* **PROBLEM**
From the records below, pull each line that has "this".
◇ ◇ ◇ ◇ ◇ ◇ ◇
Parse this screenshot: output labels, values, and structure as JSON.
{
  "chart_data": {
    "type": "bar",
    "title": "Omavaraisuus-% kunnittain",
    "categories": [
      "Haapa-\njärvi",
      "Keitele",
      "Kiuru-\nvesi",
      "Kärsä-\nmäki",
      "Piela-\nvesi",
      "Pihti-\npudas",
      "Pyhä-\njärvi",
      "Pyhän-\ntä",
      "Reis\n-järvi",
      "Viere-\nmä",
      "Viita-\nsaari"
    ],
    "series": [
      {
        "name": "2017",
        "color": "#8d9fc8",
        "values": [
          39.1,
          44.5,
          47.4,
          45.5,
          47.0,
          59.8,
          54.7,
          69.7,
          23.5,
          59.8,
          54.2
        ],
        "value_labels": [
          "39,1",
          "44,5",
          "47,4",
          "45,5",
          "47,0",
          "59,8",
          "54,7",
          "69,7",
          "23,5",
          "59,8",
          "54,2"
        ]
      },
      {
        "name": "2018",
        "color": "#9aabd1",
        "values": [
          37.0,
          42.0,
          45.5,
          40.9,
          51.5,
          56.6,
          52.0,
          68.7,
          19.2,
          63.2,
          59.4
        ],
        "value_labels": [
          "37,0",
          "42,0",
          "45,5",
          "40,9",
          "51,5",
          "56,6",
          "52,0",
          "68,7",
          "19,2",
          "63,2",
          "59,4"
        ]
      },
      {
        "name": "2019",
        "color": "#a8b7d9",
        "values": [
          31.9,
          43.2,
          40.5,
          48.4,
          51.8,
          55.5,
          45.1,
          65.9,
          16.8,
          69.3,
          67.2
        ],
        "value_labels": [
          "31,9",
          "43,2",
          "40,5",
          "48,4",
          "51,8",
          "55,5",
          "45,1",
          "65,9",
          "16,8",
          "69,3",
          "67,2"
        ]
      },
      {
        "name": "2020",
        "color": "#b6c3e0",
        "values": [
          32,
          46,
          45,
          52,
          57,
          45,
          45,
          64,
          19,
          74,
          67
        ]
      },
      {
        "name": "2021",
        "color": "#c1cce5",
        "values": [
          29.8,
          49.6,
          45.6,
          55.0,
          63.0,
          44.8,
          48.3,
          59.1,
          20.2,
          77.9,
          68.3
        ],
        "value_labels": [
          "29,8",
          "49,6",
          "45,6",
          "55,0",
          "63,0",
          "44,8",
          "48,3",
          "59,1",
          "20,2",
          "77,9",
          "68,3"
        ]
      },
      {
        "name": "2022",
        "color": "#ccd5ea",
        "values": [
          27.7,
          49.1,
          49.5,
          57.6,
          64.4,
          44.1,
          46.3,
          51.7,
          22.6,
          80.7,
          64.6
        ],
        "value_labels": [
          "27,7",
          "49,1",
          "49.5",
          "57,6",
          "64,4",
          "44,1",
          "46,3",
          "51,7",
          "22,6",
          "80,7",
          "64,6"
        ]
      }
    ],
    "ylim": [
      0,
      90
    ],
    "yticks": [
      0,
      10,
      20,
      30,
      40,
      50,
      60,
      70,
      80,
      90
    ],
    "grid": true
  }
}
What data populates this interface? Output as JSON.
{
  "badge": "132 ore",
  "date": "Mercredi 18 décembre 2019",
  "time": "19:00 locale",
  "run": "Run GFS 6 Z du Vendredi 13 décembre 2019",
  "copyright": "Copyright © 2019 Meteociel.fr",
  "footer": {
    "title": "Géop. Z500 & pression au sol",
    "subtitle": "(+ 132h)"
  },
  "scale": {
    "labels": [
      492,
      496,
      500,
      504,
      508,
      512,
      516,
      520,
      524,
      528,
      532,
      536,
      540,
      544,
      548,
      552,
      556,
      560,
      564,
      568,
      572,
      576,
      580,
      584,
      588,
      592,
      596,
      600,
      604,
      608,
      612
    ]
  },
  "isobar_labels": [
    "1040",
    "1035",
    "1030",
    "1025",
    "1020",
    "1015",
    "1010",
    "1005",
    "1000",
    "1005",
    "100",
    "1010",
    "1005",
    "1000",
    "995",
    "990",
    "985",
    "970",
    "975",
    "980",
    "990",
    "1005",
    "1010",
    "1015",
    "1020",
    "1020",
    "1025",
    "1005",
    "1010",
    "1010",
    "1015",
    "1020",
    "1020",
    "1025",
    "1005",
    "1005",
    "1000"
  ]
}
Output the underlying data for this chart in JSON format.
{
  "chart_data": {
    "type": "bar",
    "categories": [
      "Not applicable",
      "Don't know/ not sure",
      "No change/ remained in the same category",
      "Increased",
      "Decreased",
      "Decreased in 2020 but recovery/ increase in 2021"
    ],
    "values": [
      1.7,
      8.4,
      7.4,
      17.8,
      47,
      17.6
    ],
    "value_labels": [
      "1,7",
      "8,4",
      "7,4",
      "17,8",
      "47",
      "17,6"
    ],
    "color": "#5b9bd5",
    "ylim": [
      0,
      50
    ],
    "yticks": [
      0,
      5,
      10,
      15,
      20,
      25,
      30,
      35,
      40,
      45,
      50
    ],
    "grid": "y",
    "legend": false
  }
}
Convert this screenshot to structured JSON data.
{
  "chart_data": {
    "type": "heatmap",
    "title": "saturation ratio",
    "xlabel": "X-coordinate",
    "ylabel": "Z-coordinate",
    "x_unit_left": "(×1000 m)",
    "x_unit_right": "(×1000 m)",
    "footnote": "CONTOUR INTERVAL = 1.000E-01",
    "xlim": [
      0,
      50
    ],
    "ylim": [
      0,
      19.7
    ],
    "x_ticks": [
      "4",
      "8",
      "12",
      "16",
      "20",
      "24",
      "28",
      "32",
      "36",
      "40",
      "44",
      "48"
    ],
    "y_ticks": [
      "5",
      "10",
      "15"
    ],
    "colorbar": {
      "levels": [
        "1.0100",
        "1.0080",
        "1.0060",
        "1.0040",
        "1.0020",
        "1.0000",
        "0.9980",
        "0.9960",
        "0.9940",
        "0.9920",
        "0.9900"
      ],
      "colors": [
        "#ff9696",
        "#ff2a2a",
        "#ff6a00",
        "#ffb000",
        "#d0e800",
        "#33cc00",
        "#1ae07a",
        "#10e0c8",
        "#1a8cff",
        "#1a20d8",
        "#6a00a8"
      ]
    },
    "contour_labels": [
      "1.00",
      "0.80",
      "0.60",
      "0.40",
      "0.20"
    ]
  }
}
◇ ◇ ◇ ◇ ◇ ◇ ◇
* **EXERCISE ANSWER**
Parse this screenshot: output labels, values, and structure as JSON.
What data populates this interface? Output as JSON.
Output the underlying data for this chart in JSON format.
Convert this screenshot to structured JSON data.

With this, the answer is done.